> Required work
Each line below with the word "Alexander" needs to be copied.

### Material supplied ###

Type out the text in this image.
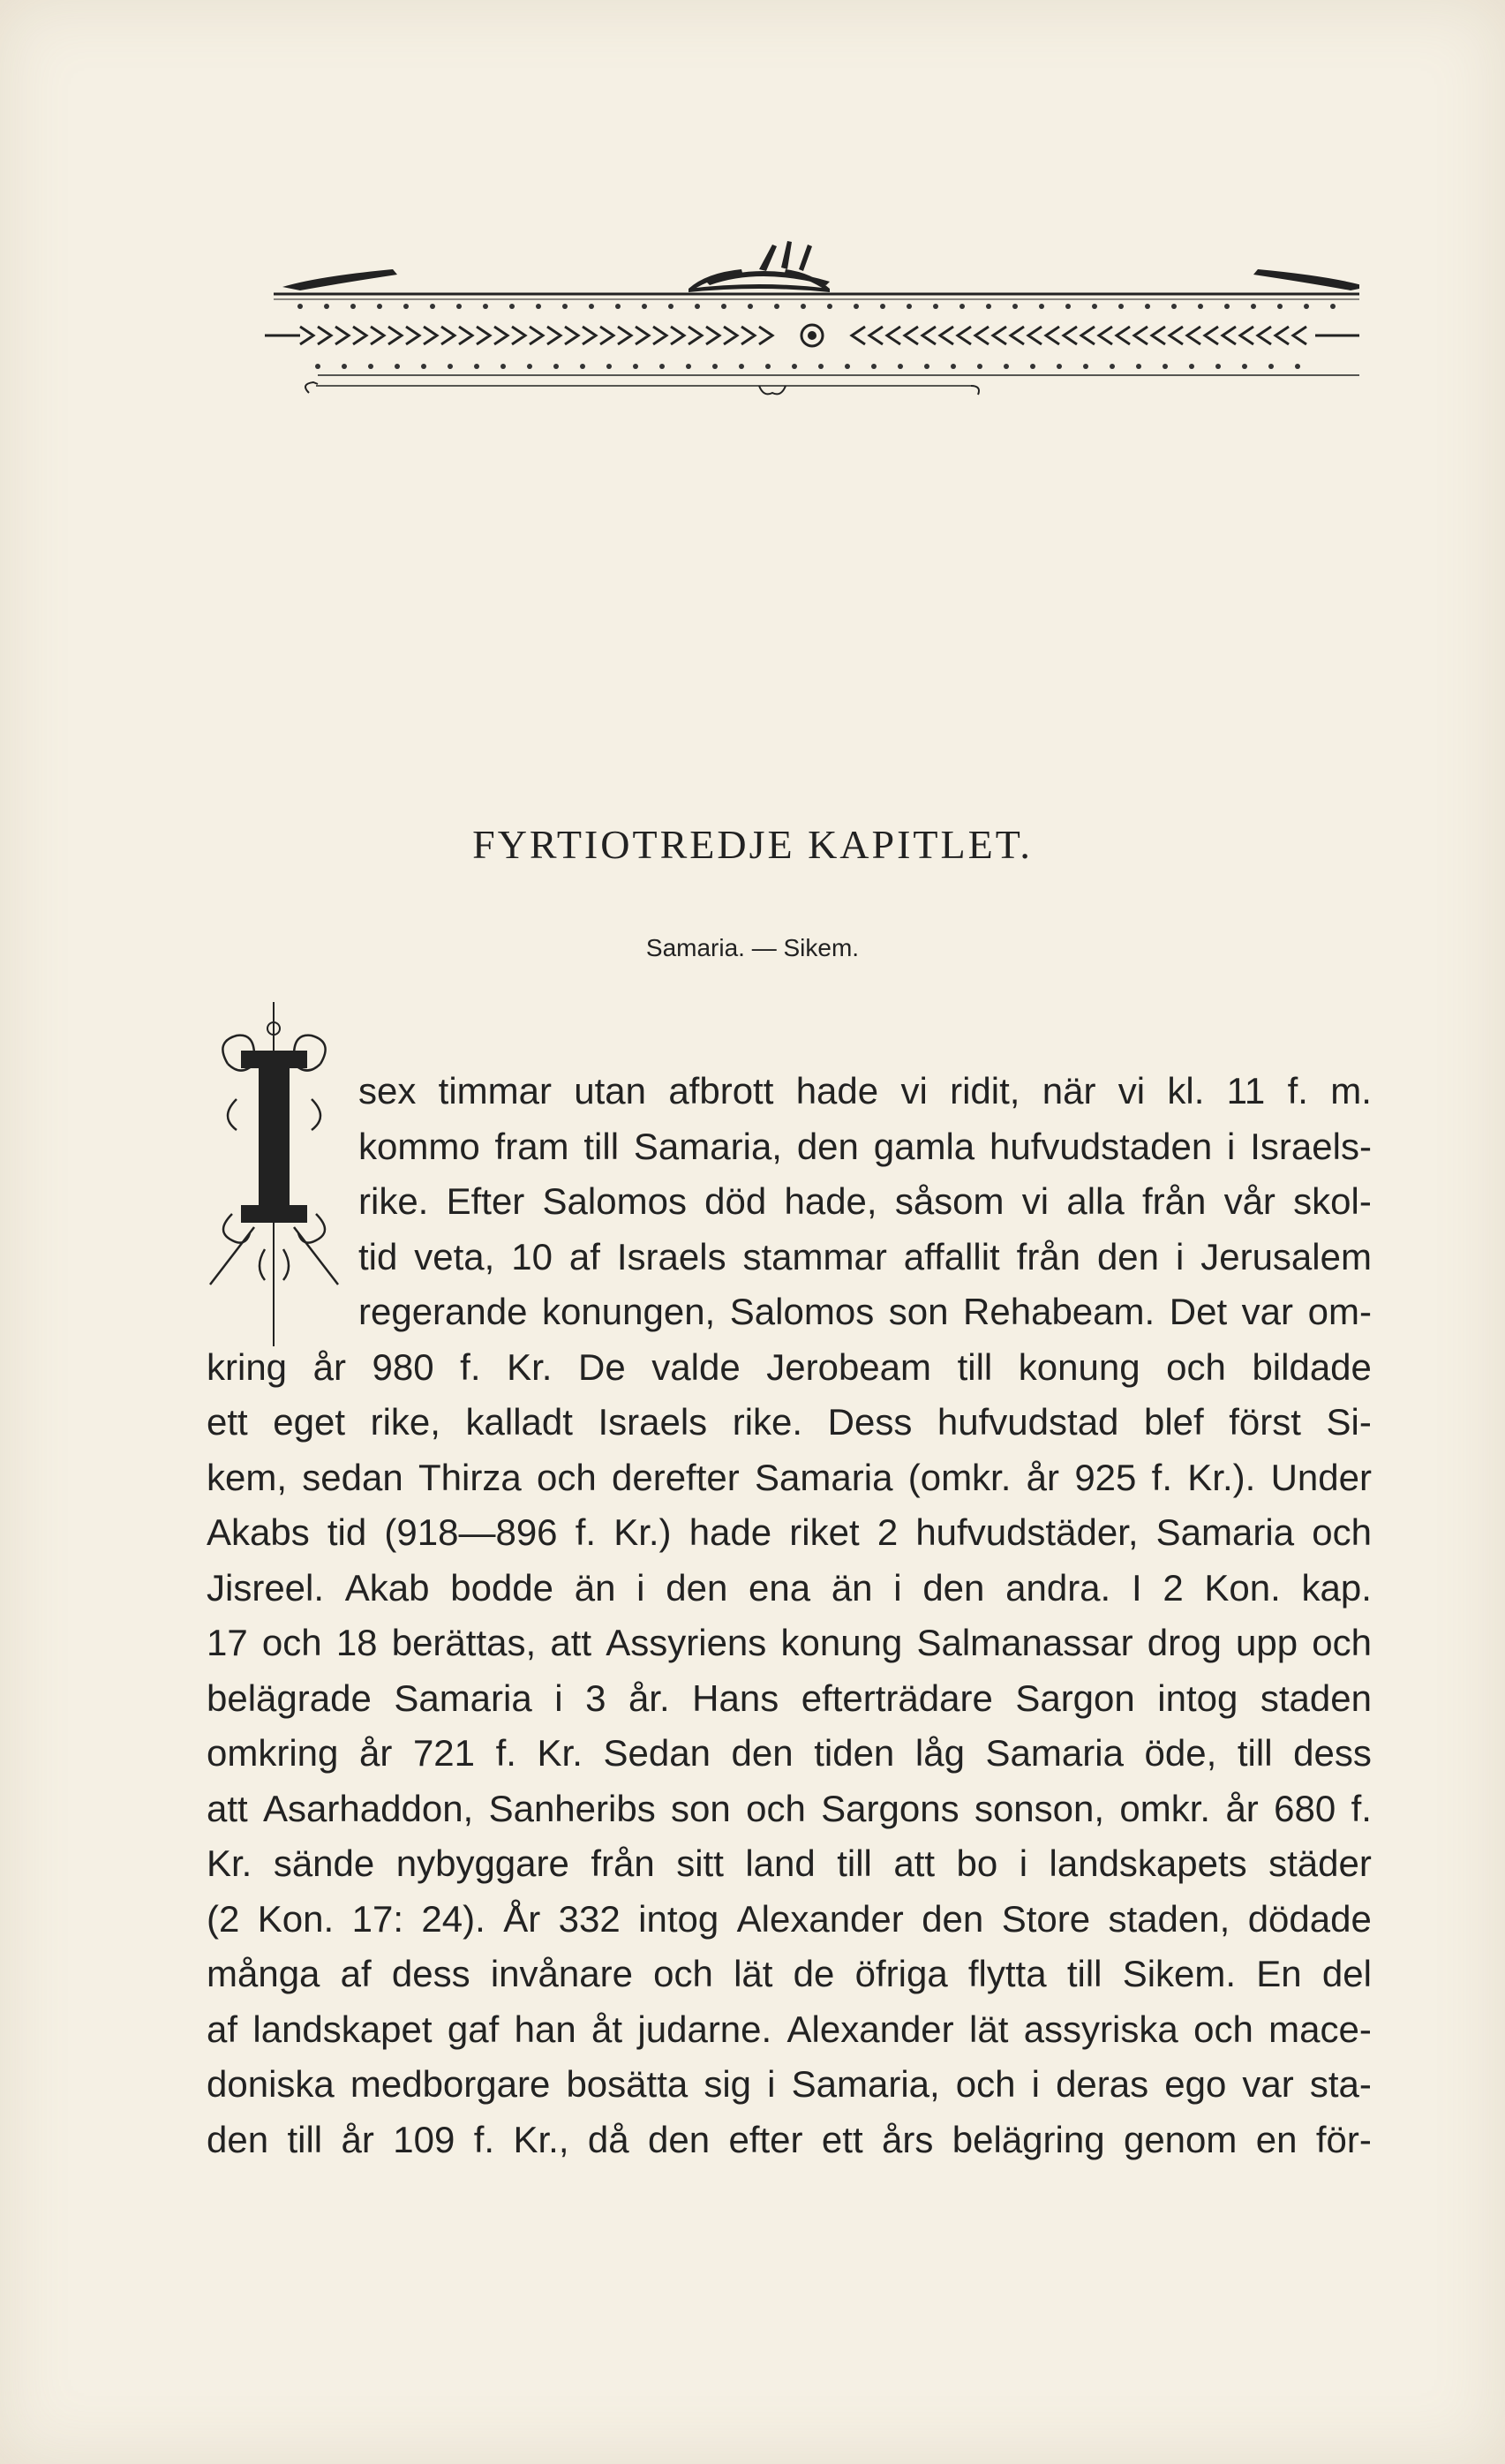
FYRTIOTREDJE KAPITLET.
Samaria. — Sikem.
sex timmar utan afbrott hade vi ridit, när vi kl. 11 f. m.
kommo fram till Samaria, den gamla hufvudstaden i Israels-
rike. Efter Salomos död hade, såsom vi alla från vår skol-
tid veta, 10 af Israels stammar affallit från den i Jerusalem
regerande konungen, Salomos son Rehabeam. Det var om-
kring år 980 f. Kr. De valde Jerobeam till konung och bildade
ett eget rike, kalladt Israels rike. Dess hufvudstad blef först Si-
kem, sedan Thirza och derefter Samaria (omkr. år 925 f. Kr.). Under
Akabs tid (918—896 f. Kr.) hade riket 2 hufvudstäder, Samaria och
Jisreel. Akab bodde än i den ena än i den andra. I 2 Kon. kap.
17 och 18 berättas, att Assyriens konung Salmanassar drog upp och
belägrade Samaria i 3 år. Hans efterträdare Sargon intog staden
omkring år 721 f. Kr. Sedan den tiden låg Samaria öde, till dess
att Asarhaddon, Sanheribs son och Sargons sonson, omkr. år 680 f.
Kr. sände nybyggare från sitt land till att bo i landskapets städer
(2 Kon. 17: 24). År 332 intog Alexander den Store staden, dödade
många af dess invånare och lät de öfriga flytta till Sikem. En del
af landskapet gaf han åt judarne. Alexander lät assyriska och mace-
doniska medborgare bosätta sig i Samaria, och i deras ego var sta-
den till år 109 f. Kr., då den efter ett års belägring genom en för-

###
### Material supplied ###

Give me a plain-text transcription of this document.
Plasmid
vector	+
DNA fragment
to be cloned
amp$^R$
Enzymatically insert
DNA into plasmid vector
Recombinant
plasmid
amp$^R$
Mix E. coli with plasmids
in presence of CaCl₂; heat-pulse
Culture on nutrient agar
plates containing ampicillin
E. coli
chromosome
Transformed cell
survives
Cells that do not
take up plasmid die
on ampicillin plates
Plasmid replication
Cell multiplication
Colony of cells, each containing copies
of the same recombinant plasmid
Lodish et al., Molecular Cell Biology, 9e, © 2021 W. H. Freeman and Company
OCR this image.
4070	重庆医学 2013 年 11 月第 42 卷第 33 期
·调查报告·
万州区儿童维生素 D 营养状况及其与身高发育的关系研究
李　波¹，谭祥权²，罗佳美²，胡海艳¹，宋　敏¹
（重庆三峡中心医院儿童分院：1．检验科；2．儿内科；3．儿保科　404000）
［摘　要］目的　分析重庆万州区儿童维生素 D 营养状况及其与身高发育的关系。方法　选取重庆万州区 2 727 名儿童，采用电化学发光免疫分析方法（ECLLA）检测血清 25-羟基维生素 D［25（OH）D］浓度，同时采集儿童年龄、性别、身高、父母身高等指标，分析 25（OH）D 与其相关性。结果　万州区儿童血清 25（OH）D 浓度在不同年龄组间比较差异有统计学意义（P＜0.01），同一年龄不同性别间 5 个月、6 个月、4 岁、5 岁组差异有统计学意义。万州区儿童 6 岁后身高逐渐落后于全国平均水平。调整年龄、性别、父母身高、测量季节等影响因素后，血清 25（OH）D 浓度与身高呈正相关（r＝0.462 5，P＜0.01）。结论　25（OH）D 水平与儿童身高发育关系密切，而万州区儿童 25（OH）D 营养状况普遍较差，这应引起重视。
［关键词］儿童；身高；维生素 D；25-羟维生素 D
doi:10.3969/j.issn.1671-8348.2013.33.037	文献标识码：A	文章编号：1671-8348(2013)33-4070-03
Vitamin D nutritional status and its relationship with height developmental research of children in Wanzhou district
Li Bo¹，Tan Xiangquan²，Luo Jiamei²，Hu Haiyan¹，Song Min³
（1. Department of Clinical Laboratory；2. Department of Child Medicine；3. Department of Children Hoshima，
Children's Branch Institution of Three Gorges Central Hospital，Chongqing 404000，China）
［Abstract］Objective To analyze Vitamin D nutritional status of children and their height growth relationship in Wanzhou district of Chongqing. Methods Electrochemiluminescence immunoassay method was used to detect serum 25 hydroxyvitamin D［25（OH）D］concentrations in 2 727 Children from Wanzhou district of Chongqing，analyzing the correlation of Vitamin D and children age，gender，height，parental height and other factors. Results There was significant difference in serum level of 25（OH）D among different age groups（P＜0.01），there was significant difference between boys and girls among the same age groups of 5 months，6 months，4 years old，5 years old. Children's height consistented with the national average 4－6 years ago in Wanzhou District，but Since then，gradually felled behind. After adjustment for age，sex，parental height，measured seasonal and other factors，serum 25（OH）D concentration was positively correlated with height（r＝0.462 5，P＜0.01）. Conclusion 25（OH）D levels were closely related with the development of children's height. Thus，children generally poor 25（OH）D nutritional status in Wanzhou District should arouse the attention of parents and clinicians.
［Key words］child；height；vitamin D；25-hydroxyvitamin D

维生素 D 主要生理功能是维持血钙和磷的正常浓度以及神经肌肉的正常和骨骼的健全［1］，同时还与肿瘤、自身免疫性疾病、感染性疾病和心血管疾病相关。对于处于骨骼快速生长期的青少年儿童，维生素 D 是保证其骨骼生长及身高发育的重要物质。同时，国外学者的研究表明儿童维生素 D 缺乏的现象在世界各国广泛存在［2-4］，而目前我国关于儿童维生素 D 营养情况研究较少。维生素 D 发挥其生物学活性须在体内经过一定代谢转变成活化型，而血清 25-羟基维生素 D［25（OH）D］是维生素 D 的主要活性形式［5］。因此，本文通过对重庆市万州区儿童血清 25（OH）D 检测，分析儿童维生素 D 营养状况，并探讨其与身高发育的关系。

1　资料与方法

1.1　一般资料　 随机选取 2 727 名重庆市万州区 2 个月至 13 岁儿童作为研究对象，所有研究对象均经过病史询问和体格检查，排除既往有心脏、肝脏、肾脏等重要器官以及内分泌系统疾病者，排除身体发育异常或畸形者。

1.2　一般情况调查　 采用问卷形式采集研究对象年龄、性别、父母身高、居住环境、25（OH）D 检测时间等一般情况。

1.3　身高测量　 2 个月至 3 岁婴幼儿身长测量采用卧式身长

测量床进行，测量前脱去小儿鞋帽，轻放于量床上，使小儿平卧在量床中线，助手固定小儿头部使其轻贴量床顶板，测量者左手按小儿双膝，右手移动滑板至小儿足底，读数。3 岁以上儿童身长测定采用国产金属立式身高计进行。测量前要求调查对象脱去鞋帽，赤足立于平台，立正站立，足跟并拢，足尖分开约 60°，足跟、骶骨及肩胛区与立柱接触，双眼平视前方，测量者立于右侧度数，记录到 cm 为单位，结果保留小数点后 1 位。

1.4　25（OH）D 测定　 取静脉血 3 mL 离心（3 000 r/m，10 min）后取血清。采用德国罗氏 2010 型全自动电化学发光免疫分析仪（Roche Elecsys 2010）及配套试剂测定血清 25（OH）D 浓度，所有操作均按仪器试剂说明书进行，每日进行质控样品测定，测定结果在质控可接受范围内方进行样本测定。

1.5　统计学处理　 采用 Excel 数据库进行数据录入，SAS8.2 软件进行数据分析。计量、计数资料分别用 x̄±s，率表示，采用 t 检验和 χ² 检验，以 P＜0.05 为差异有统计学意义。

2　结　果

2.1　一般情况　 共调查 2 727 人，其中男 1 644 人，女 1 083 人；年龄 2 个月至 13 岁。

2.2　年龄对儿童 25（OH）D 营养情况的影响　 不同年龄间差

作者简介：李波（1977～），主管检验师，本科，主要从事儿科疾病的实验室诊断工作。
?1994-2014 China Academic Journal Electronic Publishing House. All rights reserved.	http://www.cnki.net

###

> Answer to this problem
(2 Kon. 17: 24). År 332 intog Alexander den Store staden, dödade
af landskapet gaf han åt judarne. Alexander lät assyriska och mace-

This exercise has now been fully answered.